> Items
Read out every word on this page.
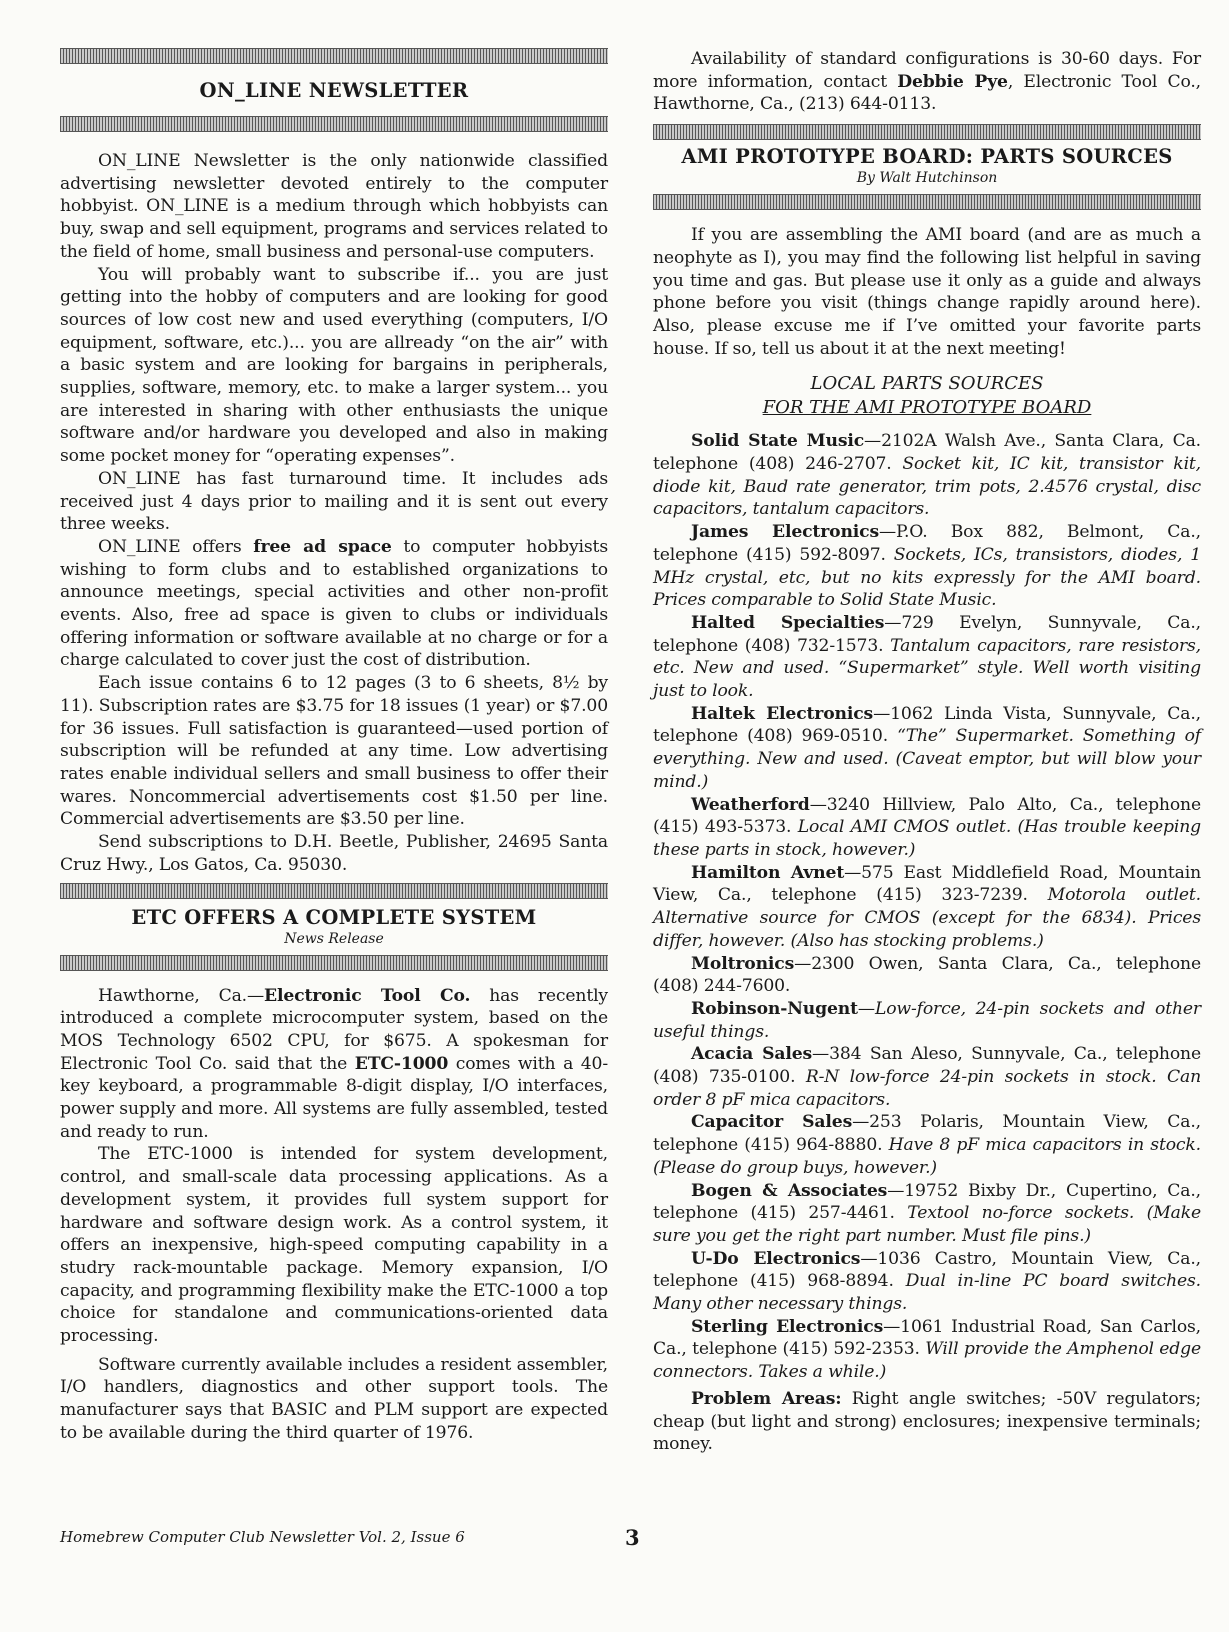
ON_LINE NEWSLETTER

ON_LINE Newsletter is the only nationwide classified advertising newsletter devoted entirely to the computer hobbyist. ON_LINE is a medium through which hobbyists can buy, swap and sell equipment, programs and services related to the field of home, small business and personal-use computers.

You will probably want to subscribe if... you are just getting into the hobby of computers and are looking for good sources of low cost new and used everything (computers, I/O equipment, software, etc.)... you are allready “on the air” with a basic system and are looking for bargains in peripherals, supplies, software, memory, etc. to make a larger system... you are interested in sharing with other enthusiasts the unique software and/or hardware you developed and also in making some pocket money for “operating expenses”.

ON_LINE has fast turnaround time. It includes ads received just 4 days prior to mailing and it is sent out every three weeks.

ON_LINE offers free ad space to computer hobbyists wishing to form clubs and to established organizations to announce meetings, special activities and other non-profit events. Also, free ad space is given to clubs or individuals offering information or software available at no charge or for a charge calculated to cover just the cost of distribution.

Each issue contains 6 to 12 pages (3 to 6 sheets, 8½ by 11). Subscription rates are $3.75 for 18 issues (1 year) or $7.00 for 36 issues. Full satisfaction is guaranteed—used portion of subscription will be refunded at any time. Low advertising rates enable individual sellers and small business to offer their wares. Noncommercial advertisements cost $1.50 per line. Commercial advertisements are $3.50 per line.

Send subscriptions to D.H. Beetle, Publisher, 24695 Santa Cruz Hwy., Los Gatos, Ca. 95030.

ETC OFFERS A COMPLETE SYSTEM

News Release

Hawthorne, Ca.—Electronic Tool Co. has recently introduced a complete microcomputer system, based on the MOS Technology 6502 CPU, for $675. A spokesman for Electronic Tool Co. said that the ETC-1000 comes with a 40-key keyboard, a programmable 8-digit display, I/O interfaces, power supply and more. All systems are fully assembled, tested and ready to run.

The ETC-1000 is intended for system development, control, and small-scale data processing applications. As a development system, it provides full system support for hardware and software design work. As a control system, it offers an inexpensive, high-speed computing capability in a studry rack-mountable package. Memory expansion, I/O capacity, and programming flexibility make the ETC-1000 a top choice for standalone and communications-oriented data processing.

Software currently available includes a resident assembler, I/O handlers, diagnostics and other support tools. The manufacturer says that BASIC and PLM support are expected to be available during the third quarter of 1976.

Availability of standard configurations is 30-60 days. For more information, contact Debbie Pye, Electronic Tool Co., Hawthorne, Ca., (213) 644-0113.

AMI PROTOTYPE BOARD: PARTS SOURCES

By Walt Hutchinson

If you are assembling the AMI board (and are as much a neophyte as I), you may find the following list helpful in saving you time and gas. But please use it only as a guide and always phone before you visit (things change rapidly around here). Also, please excuse me if I’ve omitted your favorite parts house. If so, tell us about it at the next meeting!

LOCAL PARTS SOURCES

FOR THE AMI PROTOTYPE BOARD

Solid State Music—2102A Walsh Ave., Santa Clara, Ca. telephone (408) 246-2707. Socket kit, IC kit, transistor kit, diode kit, Baud rate generator, trim pots, 2.4576 crystal, disc capacitors, tantalum capacitors.

James Electronics—P.O. Box 882, Belmont, Ca., telephone (415) 592-8097. Sockets, ICs, transistors, diodes, 1 MHz crystal, etc, but no kits expressly for the AMI board. Prices comparable to Solid State Music.

Halted Specialties—729 Evelyn, Sunnyvale, Ca., telephone (408) 732-1573. Tantalum capacitors, rare resistors, etc. New and used. “Supermarket” style. Well worth visiting just to look.

Haltek Electronics—1062 Linda Vista, Sunnyvale, Ca., telephone (408) 969-0510. “The” Supermarket. Something of everything. New and used. (Caveat emptor, but will blow your mind.)

Weatherford—3240 Hillview, Palo Alto, Ca., telephone (415) 493-5373. Local AMI CMOS outlet. (Has trouble keeping these parts in stock, however.)

Hamilton Avnet—575 East Middlefield Road, Mountain View, Ca., telephone (415) 323-7239. Motorola outlet. Alternative source for CMOS (except for the 6834). Prices differ, however. (Also has stocking problems.)

Moltronics—2300 Owen, Santa Clara, Ca., telephone (408) 244-7600.

Robinson-Nugent—Low-force, 24-pin sockets and other useful things.

Acacia Sales—384 San Aleso, Sunnyvale, Ca., telephone (408) 735-0100. R-N low-force 24-pin sockets in stock. Can order 8 pF mica capacitors.

Capacitor Sales—253 Polaris, Mountain View, Ca., telephone (415) 964-8880. Have 8 pF mica capacitors in stock. (Please do group buys, however.)

Bogen & Associates—19752 Bixby Dr., Cupertino, Ca., telephone (415) 257-4461. Textool no-force sockets. (Make sure you get the right part number. Must file pins.)

U-Do Electronics—1036 Castro, Mountain View, Ca., telephone (415) 968-8894. Dual in-line PC board switches. Many other necessary things.

Sterling Electronics—1061 Industrial Road, San Carlos, Ca., telephone (415) 592-2353. Will provide the Amphenol edge connectors. Takes a while.)

Problem Areas: Right angle switches; -50V regulators; cheap (but light and strong) enclosures; inexpensive terminals; money.

Homebrew Computer Club Newsletter Vol. 2, Issue 6	3
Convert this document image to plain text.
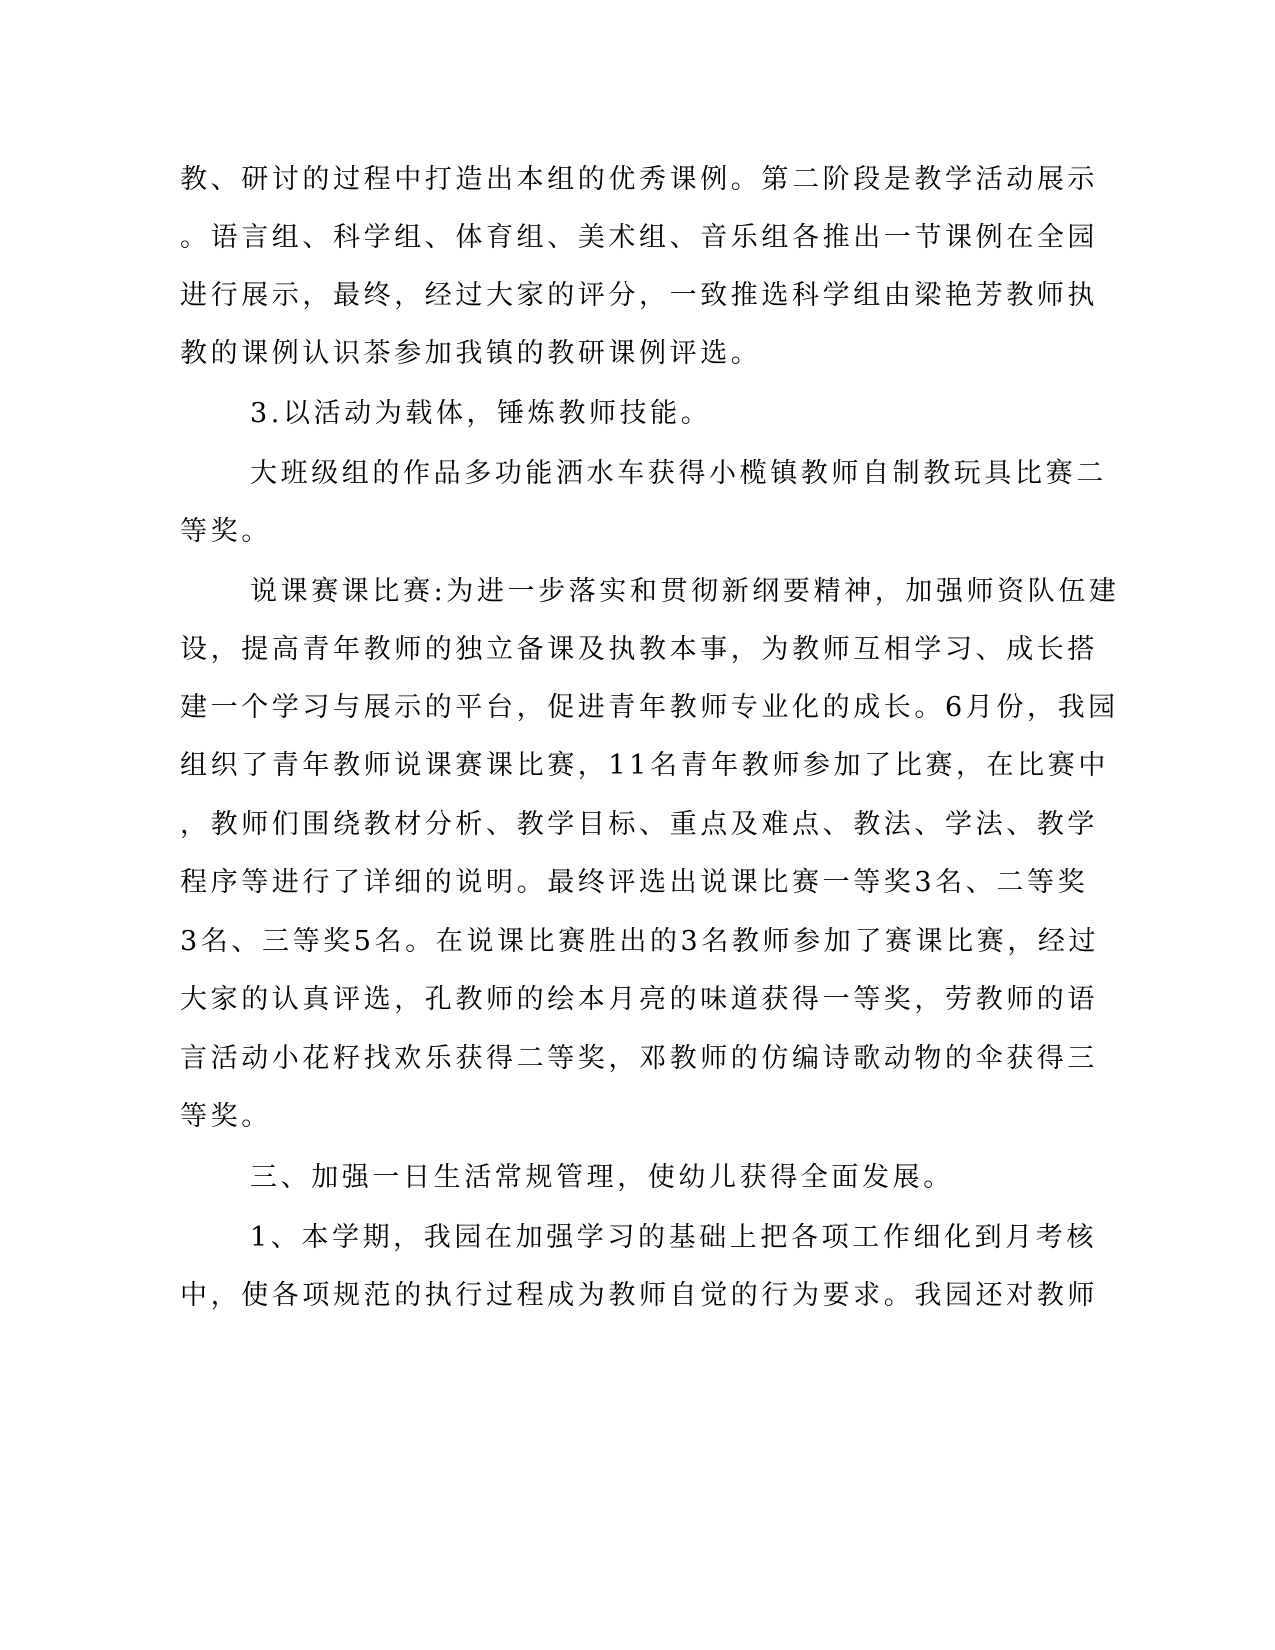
教、研讨的过程中打造出本组的优秀课例。第二阶段是教学活动展示
。语言组、科学组、体育组、美术组、音乐组各推出一节课例在全园
进行展示，最终，经过大家的评分，一致推选科学组由梁艳芳教师执
教的课例认识茶参加我镇的教研课例评选。
3.以活动为载体，锤炼教师技能。
大班级组的作品多功能洒水车获得小榄镇教师自制教玩具比赛二
等奖。
说课赛课比赛:为进一步落实和贯彻新纲要精神，加强师资队伍建
设，提高青年教师的独立备课及执教本事，为教师互相学习、成长搭
建一个学习与展示的平台，促进青年教师专业化的成长。6月份，我园
组织了青年教师说课赛课比赛，11名青年教师参加了比赛，在比赛中
，教师们围绕教材分析、教学目标、重点及难点、教法、学法、教学
程序等进行了详细的说明。最终评选出说课比赛一等奖3名、二等奖
3名、三等奖5名。在说课比赛胜出的3名教师参加了赛课比赛，经过
大家的认真评选，孔教师的绘本月亮的味道获得一等奖，劳教师的语
言活动小花籽找欢乐获得二等奖，邓教师的仿编诗歌动物的伞获得三
等奖。
三、加强一日生活常规管理，使幼儿获得全面发展。
1、本学期，我园在加强学习的基础上把各项工作细化到月考核
中，使各项规范的执行过程成为教师自觉的行为要求。我园还对教师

> Problem details
Identify the lines above that contain the word "includes", then copy them.

> Result
ON_LINE has fast turnaround time. It includes ads received just 4 days prior to mailing and it is sent out every three weeks.
Software currently available includes a resident assembler, I/O handlers, diagnostics and other support tools. The manufacturer says that BASIC and PLM support are expected to be available during the third quarter of 1976.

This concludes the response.